> _Directions for this task_: From the entries that follow, list every line in which the string "nettisivuilta" appears.

> _Data to process_:
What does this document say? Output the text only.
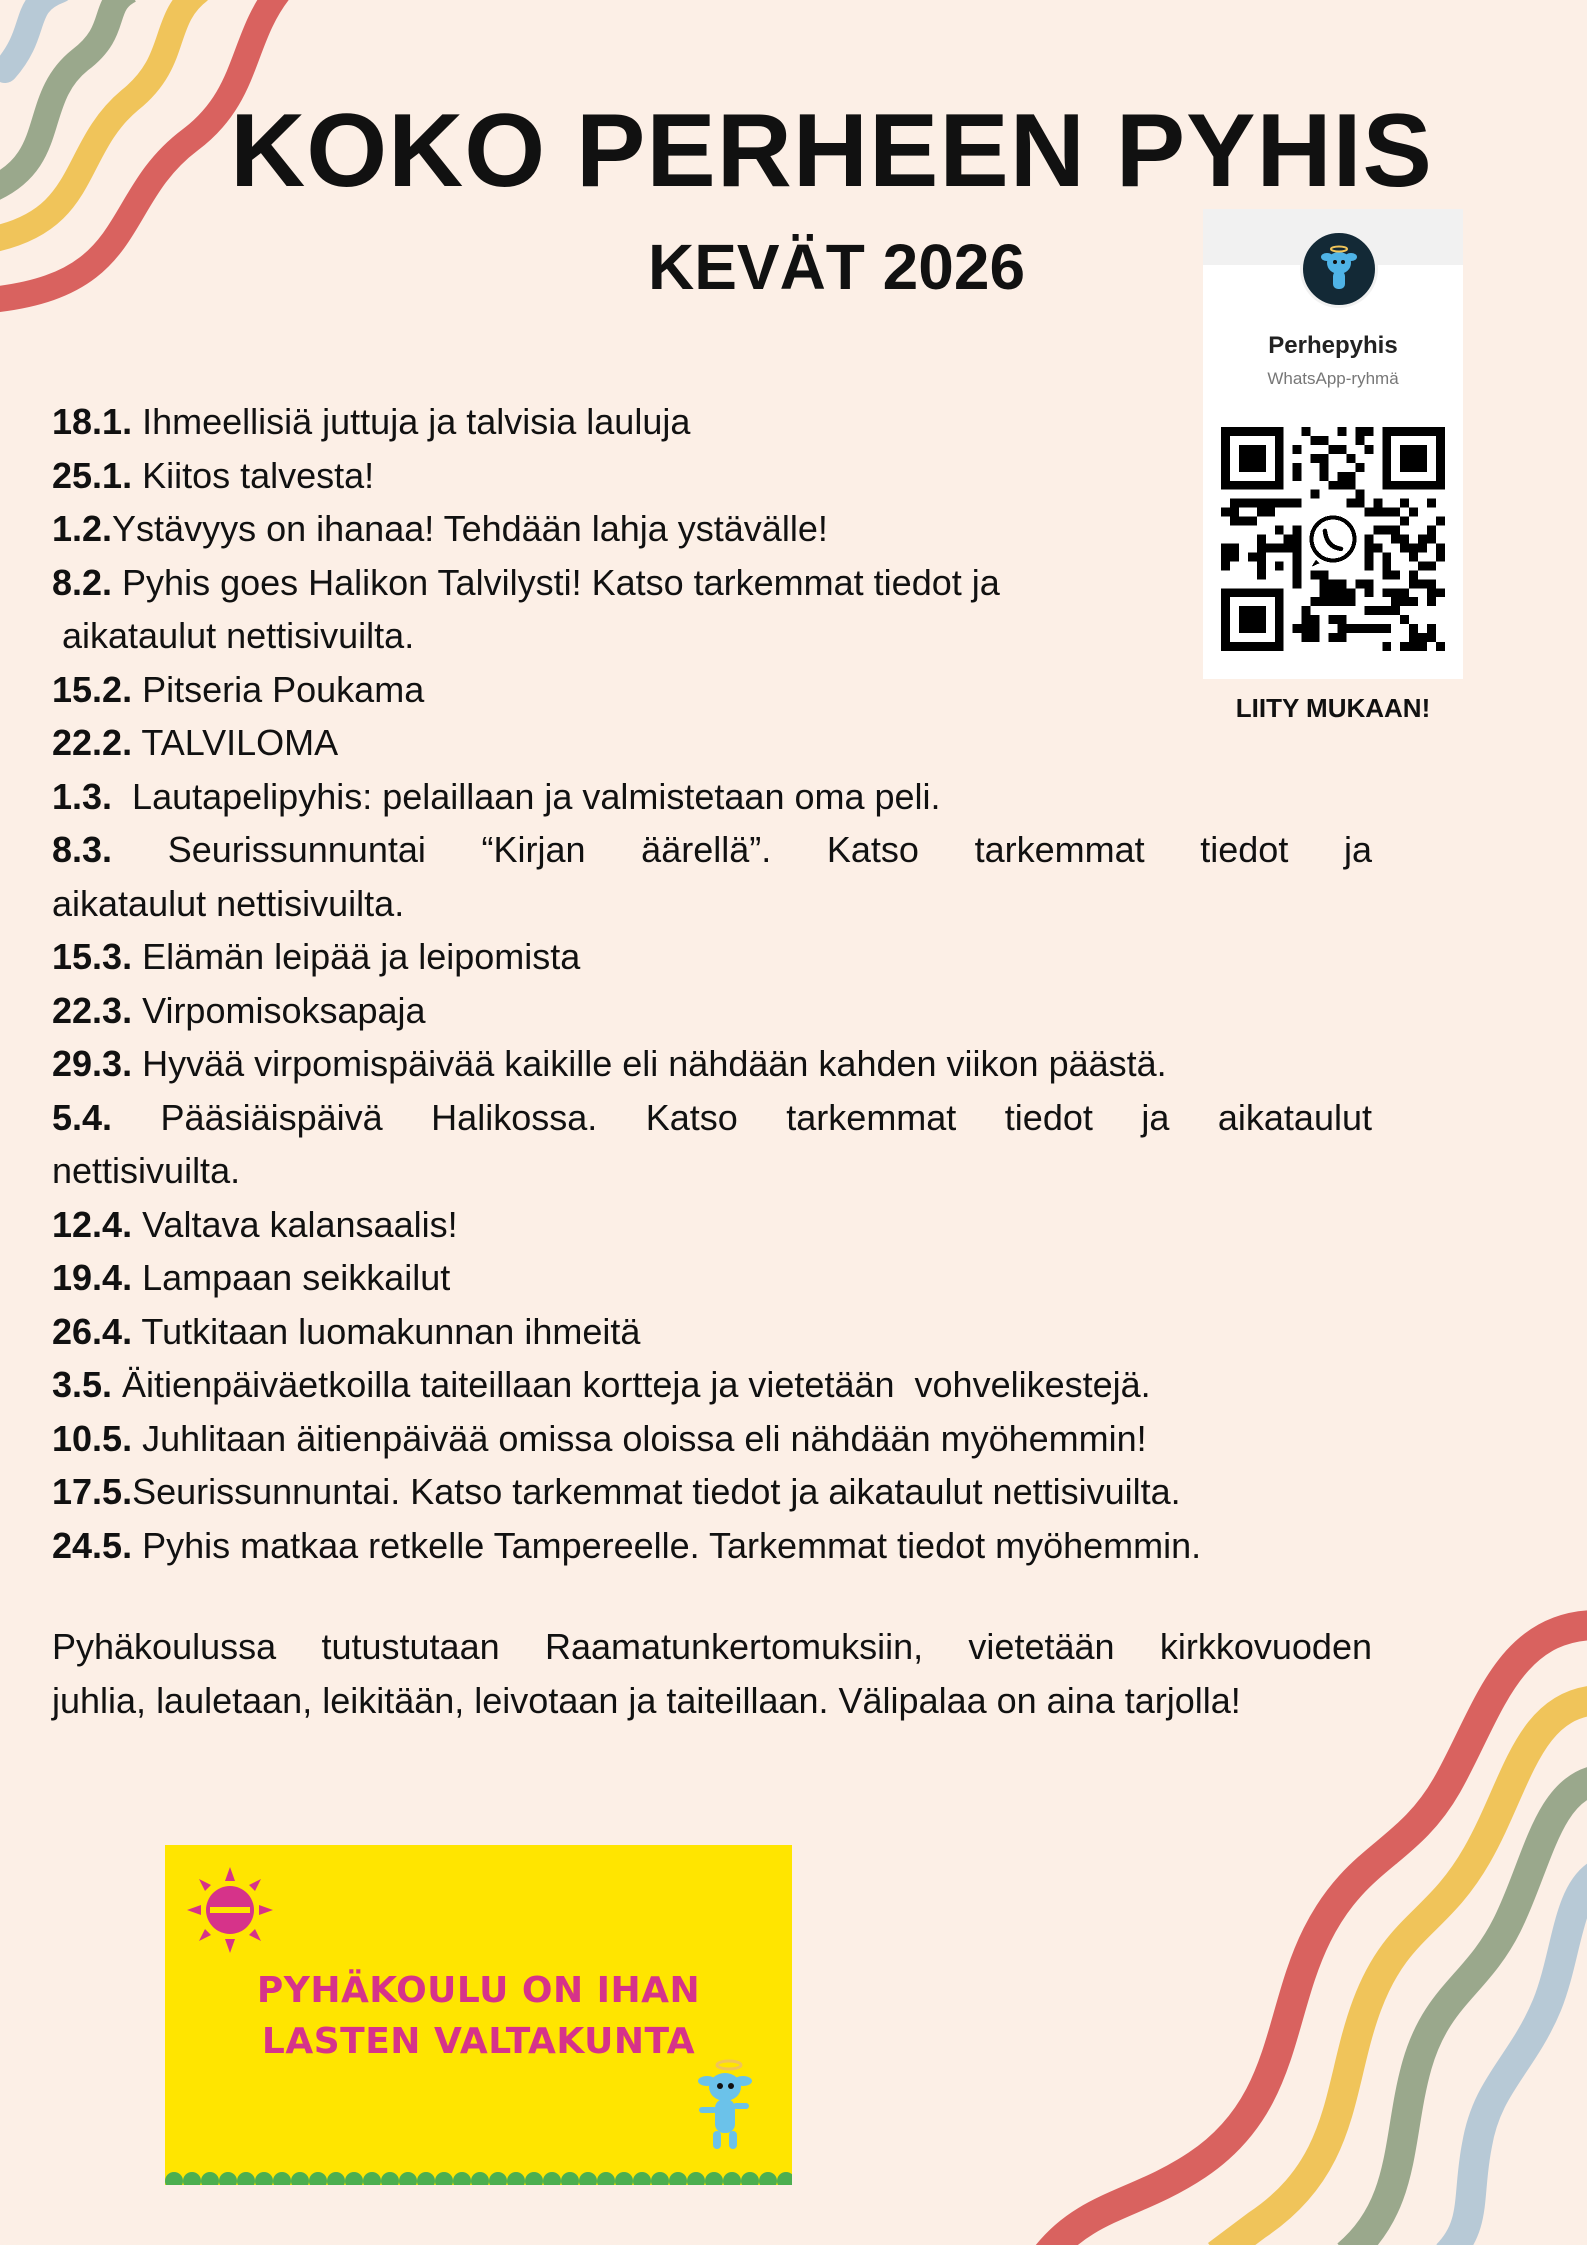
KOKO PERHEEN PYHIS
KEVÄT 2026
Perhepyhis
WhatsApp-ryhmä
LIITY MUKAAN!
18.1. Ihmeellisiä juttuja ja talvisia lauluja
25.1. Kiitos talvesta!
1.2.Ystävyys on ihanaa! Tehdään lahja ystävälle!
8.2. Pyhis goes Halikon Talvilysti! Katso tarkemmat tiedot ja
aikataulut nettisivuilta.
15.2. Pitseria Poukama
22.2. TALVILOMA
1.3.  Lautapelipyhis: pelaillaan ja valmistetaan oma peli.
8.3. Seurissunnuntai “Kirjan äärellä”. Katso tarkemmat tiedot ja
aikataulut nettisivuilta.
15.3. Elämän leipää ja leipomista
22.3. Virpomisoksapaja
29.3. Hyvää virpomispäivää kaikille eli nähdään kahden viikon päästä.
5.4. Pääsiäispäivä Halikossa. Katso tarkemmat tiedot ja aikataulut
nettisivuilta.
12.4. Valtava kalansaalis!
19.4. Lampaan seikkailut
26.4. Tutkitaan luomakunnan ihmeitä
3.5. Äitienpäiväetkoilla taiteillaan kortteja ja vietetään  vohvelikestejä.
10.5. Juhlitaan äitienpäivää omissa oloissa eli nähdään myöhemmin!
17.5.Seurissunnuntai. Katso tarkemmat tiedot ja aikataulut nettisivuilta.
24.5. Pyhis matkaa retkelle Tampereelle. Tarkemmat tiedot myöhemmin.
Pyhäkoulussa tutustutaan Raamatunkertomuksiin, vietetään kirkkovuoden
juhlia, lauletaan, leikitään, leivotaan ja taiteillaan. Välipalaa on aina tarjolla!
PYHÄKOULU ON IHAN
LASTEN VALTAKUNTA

> _Answer to this exercise_:
aikataulut nettisivuilta.
aikataulut nettisivuilta.
nettisivuilta.
17.5.Seurissunnuntai. Katso tarkemmat tiedot ja aikataulut nettisivuilta.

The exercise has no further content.